EXERCISE MATERIALS
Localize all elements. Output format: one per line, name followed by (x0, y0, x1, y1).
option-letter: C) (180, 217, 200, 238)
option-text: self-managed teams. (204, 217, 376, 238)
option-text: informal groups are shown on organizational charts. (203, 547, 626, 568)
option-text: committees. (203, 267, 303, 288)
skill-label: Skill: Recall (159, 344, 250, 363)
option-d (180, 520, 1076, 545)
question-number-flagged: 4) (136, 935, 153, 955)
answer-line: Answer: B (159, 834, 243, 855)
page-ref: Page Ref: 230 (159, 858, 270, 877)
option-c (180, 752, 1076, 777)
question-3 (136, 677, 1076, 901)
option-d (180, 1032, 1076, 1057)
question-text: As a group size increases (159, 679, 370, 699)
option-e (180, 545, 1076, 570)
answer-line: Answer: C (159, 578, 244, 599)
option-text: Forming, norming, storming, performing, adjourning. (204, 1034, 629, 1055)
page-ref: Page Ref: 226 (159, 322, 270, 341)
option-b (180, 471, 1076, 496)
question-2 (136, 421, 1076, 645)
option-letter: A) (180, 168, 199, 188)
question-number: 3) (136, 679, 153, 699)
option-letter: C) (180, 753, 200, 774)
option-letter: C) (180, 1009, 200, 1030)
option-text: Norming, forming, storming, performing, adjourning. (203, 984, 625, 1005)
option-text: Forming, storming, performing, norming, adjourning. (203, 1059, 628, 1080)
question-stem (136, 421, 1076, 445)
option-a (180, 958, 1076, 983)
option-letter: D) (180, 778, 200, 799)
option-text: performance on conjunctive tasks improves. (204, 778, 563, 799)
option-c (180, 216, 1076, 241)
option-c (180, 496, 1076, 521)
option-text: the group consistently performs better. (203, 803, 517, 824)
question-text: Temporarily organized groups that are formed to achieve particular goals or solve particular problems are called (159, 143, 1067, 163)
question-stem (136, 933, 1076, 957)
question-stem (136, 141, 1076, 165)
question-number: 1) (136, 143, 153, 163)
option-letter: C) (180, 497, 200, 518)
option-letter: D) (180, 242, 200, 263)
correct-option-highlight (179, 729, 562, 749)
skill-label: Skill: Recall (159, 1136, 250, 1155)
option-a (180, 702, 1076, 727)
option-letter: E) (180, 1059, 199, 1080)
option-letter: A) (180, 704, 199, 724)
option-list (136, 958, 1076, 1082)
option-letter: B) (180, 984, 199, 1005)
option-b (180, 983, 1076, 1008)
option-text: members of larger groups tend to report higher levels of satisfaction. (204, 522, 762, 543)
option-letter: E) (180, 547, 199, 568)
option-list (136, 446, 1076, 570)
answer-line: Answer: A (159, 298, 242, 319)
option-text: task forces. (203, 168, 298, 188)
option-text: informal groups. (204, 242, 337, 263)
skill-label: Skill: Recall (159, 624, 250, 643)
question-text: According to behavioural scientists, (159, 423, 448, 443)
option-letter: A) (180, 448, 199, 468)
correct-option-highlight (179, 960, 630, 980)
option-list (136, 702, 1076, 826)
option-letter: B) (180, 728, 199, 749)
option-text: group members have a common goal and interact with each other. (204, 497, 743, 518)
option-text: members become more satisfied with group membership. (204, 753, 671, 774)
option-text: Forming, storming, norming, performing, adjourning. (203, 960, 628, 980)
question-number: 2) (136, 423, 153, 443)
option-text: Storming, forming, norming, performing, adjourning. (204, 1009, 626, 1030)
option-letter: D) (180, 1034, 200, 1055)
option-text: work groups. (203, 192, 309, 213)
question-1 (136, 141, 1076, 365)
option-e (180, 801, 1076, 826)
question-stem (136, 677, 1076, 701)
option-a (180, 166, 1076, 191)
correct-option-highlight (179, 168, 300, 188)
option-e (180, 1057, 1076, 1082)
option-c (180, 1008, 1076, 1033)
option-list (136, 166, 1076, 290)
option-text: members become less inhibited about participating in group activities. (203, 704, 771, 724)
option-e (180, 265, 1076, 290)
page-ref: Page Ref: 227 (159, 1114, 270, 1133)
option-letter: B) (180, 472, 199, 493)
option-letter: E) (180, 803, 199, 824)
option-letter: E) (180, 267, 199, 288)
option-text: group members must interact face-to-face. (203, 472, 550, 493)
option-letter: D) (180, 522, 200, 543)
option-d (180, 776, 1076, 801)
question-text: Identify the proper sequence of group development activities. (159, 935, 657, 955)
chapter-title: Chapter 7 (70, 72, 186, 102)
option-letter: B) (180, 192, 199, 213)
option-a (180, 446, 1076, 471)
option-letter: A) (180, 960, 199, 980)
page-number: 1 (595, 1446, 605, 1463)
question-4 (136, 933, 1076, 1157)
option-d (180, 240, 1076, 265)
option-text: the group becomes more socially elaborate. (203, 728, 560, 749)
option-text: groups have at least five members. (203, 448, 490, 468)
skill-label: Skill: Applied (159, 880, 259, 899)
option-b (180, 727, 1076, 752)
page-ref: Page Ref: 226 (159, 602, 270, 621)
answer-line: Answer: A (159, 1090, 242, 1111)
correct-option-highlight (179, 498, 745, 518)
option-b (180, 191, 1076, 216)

YOUR INSTRUCTIONS
Convert the entries, starting at the first line and ending at the line containing "page-ref: Page Ref: 230 (159, 858, 270, 877)", into a numbered list with blank lines omitted.

THE RESULT
1. Localize all elements. Output format: one per line, name followed by (x0, y0, x1, y1).
2. option-letter: C) (180, 217, 200, 238)
3. option-text: self-managed teams. (204, 217, 376, 238)
4. option-text: informal groups are shown on organizational charts. (203, 547, 626, 568)
5. option-text: committees. (203, 267, 303, 288)
6. skill-label: Skill: Recall (159, 344, 250, 363)
7. option-d (180, 520, 1076, 545)
8. question-number-flagged: 4) (136, 935, 153, 955)
9. answer-line: Answer: B (159, 834, 243, 855)
10. page-ref: Page Ref: 230 (159, 858, 270, 877)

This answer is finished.